▶ **Exercise details**
Narrow the data below down to the lines containing "inte".

··· Input records

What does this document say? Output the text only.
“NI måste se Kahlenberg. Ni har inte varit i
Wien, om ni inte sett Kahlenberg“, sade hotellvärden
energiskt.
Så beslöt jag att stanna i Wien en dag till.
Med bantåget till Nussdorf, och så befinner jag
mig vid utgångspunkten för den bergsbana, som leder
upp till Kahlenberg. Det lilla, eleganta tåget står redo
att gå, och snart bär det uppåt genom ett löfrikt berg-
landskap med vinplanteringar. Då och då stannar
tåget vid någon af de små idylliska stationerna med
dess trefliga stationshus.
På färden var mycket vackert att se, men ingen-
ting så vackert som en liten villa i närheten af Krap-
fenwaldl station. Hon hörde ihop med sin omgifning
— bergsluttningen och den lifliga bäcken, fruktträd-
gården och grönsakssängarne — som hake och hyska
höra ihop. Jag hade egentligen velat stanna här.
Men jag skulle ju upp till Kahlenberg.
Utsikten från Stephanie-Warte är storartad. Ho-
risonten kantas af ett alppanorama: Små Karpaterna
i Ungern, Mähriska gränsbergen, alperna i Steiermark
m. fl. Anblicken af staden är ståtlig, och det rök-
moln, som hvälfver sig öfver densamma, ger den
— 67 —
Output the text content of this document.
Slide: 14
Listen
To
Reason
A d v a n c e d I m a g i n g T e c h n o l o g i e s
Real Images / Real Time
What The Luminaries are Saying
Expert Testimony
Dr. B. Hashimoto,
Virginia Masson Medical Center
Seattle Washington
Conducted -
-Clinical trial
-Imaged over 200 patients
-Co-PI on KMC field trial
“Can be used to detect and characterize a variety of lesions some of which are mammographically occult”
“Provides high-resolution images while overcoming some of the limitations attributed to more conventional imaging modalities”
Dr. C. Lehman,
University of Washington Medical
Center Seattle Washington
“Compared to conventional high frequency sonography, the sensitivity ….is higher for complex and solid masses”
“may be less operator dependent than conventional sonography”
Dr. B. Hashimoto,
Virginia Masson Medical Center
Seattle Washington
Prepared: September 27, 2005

······

▶ **Written reply**
“NI måste se Kahlenberg. Ni har inte varit i
Wien, om ni inte sett Kahlenberg“, sade hotellvärden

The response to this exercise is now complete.